Dataset records →
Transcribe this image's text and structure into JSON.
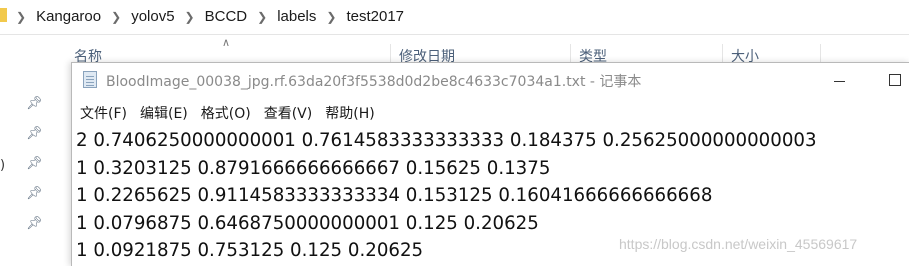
{
  "explorer": {
    "breadcrumb": [
      "Kangaroo",
      "yolov5",
      "BCCD",
      "labels",
      "test2017"
    ],
    "columns": {
      "name": "名称",
      "modified": "修改日期",
      "type": "类型",
      "size": "大小"
    },
    "side_fragment": ")"
  },
  "notepad": {
    "title": "BloodImage_00038_jpg.rf.63da20f3f5538d0d2be8c4633c7034a1.txt - 记事本",
    "menu": [
      "文件(F)",
      "编辑(E)",
      "格式(O)",
      "查看(V)",
      "帮助(H)"
    ],
    "lines": [
      "2 0.7406250000000001 0.7614583333333333 0.184375 0.25625000000000003",
      "1 0.3203125 0.8791666666666667 0.15625 0.1375",
      "1 0.2265625 0.9114583333333334 0.153125 0.16041666666666668",
      "1 0.0796875 0.6468750000000001 0.125 0.20625",
      "1 0.0921875 0.753125 0.125 0.20625"
    ]
  },
  "watermark": "https://blog.csdn.net/weixin_45569617"
}
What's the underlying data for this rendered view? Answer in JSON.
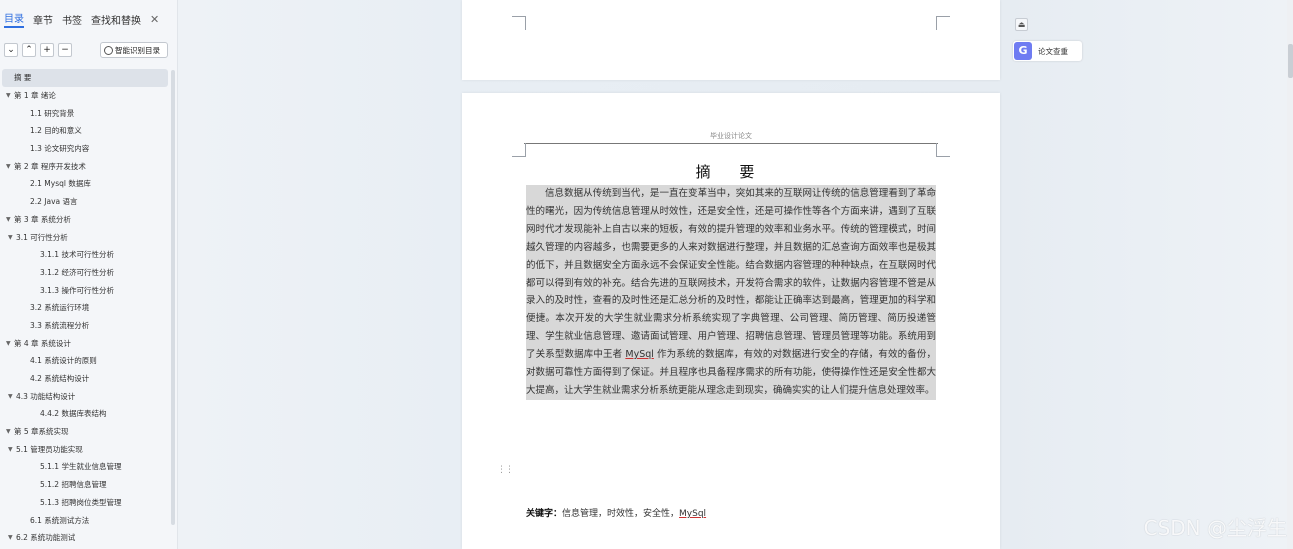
{
  "left_panel": {
    "tabs": [
      "目录",
      "章节",
      "书签",
      "查找和替换"
    ],
    "toolbar": {
      "collapse": "⌄",
      "expand": "⌃",
      "add": "+",
      "remove": "−",
      "smart_label": "智能识别目录"
    },
    "toc": [
      {
        "label": "摘 要",
        "caret": ""
      },
      {
        "label": "第 1 章 绪论",
        "caret": "▼"
      },
      {
        "label": "1.1 研究背景",
        "caret": ""
      },
      {
        "label": "1.2 目的和意义",
        "caret": ""
      },
      {
        "label": "1.3 论文研究内容",
        "caret": ""
      },
      {
        "label": "第 2 章 程序开发技术",
        "caret": "▼"
      },
      {
        "label": "2.1 Mysql 数据库",
        "caret": ""
      },
      {
        "label": "2.2 Java 语言",
        "caret": ""
      },
      {
        "label": "第 3 章 系统分析",
        "caret": "▼"
      },
      {
        "label": "3.1 可行性分析",
        "caret": "▼"
      },
      {
        "label": "3.1.1 技术可行性分析",
        "caret": ""
      },
      {
        "label": "3.1.2 经济可行性分析",
        "caret": ""
      },
      {
        "label": "3.1.3 操作可行性分析",
        "caret": ""
      },
      {
        "label": "3.2 系统运行环境",
        "caret": ""
      },
      {
        "label": "3.3 系统流程分析",
        "caret": ""
      },
      {
        "label": "第 4 章 系统设计",
        "caret": "▼"
      },
      {
        "label": "4.1 系统设计的原则",
        "caret": ""
      },
      {
        "label": "4.2 系统结构设计",
        "caret": ""
      },
      {
        "label": "4.3 功能结构设计",
        "caret": "▼"
      },
      {
        "label": "4.4.2 数据库表结构",
        "caret": ""
      },
      {
        "label": "第 5 章系统实现",
        "caret": "▼"
      },
      {
        "label": "5.1 管理员功能实现",
        "caret": "▼"
      },
      {
        "label": "5.1.1 学生就业信息管理",
        "caret": ""
      },
      {
        "label": "5.1.2 招聘信息管理",
        "caret": ""
      },
      {
        "label": "5.1.3 招聘岗位类型管理",
        "caret": ""
      },
      {
        "label": "6.1 系统测试方法",
        "caret": ""
      },
      {
        "label": "6.2 系统功能测试",
        "caret": "▼"
      }
    ]
  },
  "document": {
    "header": "毕业设计论文",
    "title": "摘 要",
    "abstract_before": "信息数据从传统到当代，是一直在变革当中，突如其来的互联网让传统的信息管理看到了革命性的曙光，因为传统信息管理从时效性，还是安全性，还是可操作性等各个方面来讲，遇到了互联网时代才发现能补上自古以来的短板，有效的提升管理的效率和业务水平。传统的管理模式，时间越久管理的内容越多，也需要更多的人来对数据进行整理，并且数据的汇总查询方面效率也是极其的低下，并且数据安全方面永远不会保证安全性能。结合数据内容管理的种种缺点，在互联网时代都可以得到有效的补充。结合先进的互联网技术，开发符合需求的软件，让数据内容管理不管是从录入的及时性，查看的及时性还是汇总分析的及时性，都能让正确率达到最高，管理更加的科学和便捷。本次开发的大学生就业需求分析系统实现了字典管理、公司管理、简历管理、简历投递管理、学生就业信息管理、邀请面试管理、用户管理、招聘信息管理、管理员管理等功能。系统用到了关系型数据库中王者 ",
    "abstract_mysql": "MySql",
    "abstract_after": " 作为系统的数据库，有效的对数据进行安全的存储，有效的备份，对数据可靠性方面得到了保证。并且程序也具备程序需求的所有功能，使得操作性还是安全性都大大提高，让大学生就业需求分析系统更能从理念走到现实，确确实实的让人们提升信息处理效率。",
    "keywords_label": "关键字：",
    "keywords_text": "信息管理，时效性，安全性，",
    "keywords_mysql": "MySql"
  },
  "right_panel": {
    "essay_icon": "G",
    "essay_label": "论文查重"
  },
  "watermark": "CSDN @尘浮生",
  "colors": {
    "accent": "#2f6fe0",
    "essay_icon_bg": "#6f7cf2",
    "selection": "#d8d8d8"
  }
}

Task to carry out → Do not copy the pictures, but repeat every line exactly.

Answer in full →
Transcribe this image's text and structure into JSON.
{
  "explorer": {
    "breadcrumb": [
      "Kangaroo",
      "yolov5",
      "BCCD",
      "labels",
      "test2017"
    ],
    "columns": {
      "name": "名称",
      "modified": "修改日期",
      "type": "类型",
      "size": "大小"
    },
    "side_fragment": ")"
  },
  "notepad": {
    "title": "BloodImage_00038_jpg.rf.63da20f3f5538d0d2be8c4633c7034a1.txt - 记事本",
    "menu": [
      "文件(F)",
      "编辑(E)",
      "格式(O)",
      "查看(V)",
      "帮助(H)"
    ],
    "lines": [
      "2 0.7406250000000001 0.7614583333333333 0.184375 0.25625000000000003",
      "1 0.3203125 0.8791666666666667 0.15625 0.1375",
      "1 0.2265625 0.9114583333333334 0.153125 0.16041666666666668",
      "1 0.0796875 0.6468750000000001 0.125 0.20625",
      "1 0.0921875 0.753125 0.125 0.20625"
    ]
  },
  "watermark": "https://blog.csdn.net/weixin_45569617"
}
What's the underlying data for this rendered view? Answer in JSON.
{
  "left_panel": {
    "tabs": [
      "目录",
      "章节",
      "书签",
      "查找和替换"
    ],
    "toolbar": {
      "collapse": "⌄",
      "expand": "⌃",
      "add": "+",
      "remove": "−",
      "smart_label": "智能识别目录"
    },
    "toc": [
      {
        "label": "摘 要",
        "caret": ""
      },
      {
        "label": "第 1 章 绪论",
        "caret": "▼"
      },
      {
        "label": "1.1 研究背景",
        "caret": ""
      },
      {
        "label": "1.2 目的和意义",
        "caret": ""
      },
      {
        "label": "1.3 论文研究内容",
        "caret": ""
      },
      {
        "label": "第 2 章 程序开发技术",
        "caret": "▼"
      },
      {
        "label": "2.1 Mysql 数据库",
        "caret": ""
      },
      {
        "label": "2.2 Java 语言",
        "caret": ""
      },
      {
        "label": "第 3 章 系统分析",
        "caret": "▼"
      },
      {
        "label": "3.1 可行性分析",
        "caret": "▼"
      },
      {
        "label": "3.1.1 技术可行性分析",
        "caret": ""
      },
      {
        "label": "3.1.2 经济可行性分析",
        "caret": ""
      },
      {
        "label": "3.1.3 操作可行性分析",
        "caret": ""
      },
      {
        "label": "3.2 系统运行环境",
        "caret": ""
      },
      {
        "label": "3.3 系统流程分析",
        "caret": ""
      },
      {
        "label": "第 4 章 系统设计",
        "caret": "▼"
      },
      {
        "label": "4.1 系统设计的原则",
        "caret": ""
      },
      {
        "label": "4.2 系统结构设计",
        "caret": ""
      },
      {
        "label": "4.3 功能结构设计",
        "caret": "▼"
      },
      {
        "label": "4.4.2 数据库表结构",
        "caret": ""
      },
      {
        "label": "第 5 章系统实现",
        "caret": "▼"
      },
      {
        "label": "5.1 管理员功能实现",
        "caret": "▼"
      },
      {
        "label": "5.1.1 学生就业信息管理",
        "caret": ""
      },
      {
        "label": "5.1.2 招聘信息管理",
        "caret": ""
      },
      {
        "label": "5.1.3 招聘岗位类型管理",
        "caret": ""
      },
      {
        "label": "6.1 系统测试方法",
        "caret": ""
      },
      {
        "label": "6.2 系统功能测试",
        "caret": "▼"
      }
    ]
  },
  "document": {
    "header": "毕业设计论文",
    "title": "摘 要",
    "abstract_before": "信息数据从传统到当代，是一直在变革当中，突如其来的互联网让传统的信息管理看到了革命性的曙光，因为传统信息管理从时效性，还是安全性，还是可操作性等各个方面来讲，遇到了互联网时代才发现能补上自古以来的短板，有效的提升管理的效率和业务水平。传统的管理模式，时间越久管理的内容越多，也需要更多的人来对数据进行整理，并且数据的汇总查询方面效率也是极其的低下，并且数据安全方面永远不会保证安全性能。结合数据内容管理的种种缺点，在互联网时代都可以得到有效的补充。结合先进的互联网技术，开发符合需求的软件，让数据内容管理不管是从录入的及时性，查看的及时性还是汇总分析的及时性，都能让正确率达到最高，管理更加的科学和便捷。本次开发的大学生就业需求分析系统实现了字典管理、公司管理、简历管理、简历投递管理、学生就业信息管理、邀请面试管理、用户管理、招聘信息管理、管理员管理等功能。系统用到了关系型数据库中王者 ",
    "abstract_mysql": "MySql",
    "abstract_after": " 作为系统的数据库，有效的对数据进行安全的存储，有效的备份，对数据可靠性方面得到了保证。并且程序也具备程序需求的所有功能，使得操作性还是安全性都大大提高，让大学生就业需求分析系统更能从理念走到现实，确确实实的让人们提升信息处理效率。",
    "keywords_label": "关键字：",
    "keywords_text": "信息管理，时效性，安全性，",
    "keywords_mysql": "MySql"
  },
  "right_panel": {
    "essay_icon": "G",
    "essay_label": "论文查重"
  },
  "watermark": "CSDN @尘浮生",
  "colors": {
    "accent": "#2f6fe0",
    "essay_icon_bg": "#6f7cf2",
    "selection": "#d8d8d8"
  }
}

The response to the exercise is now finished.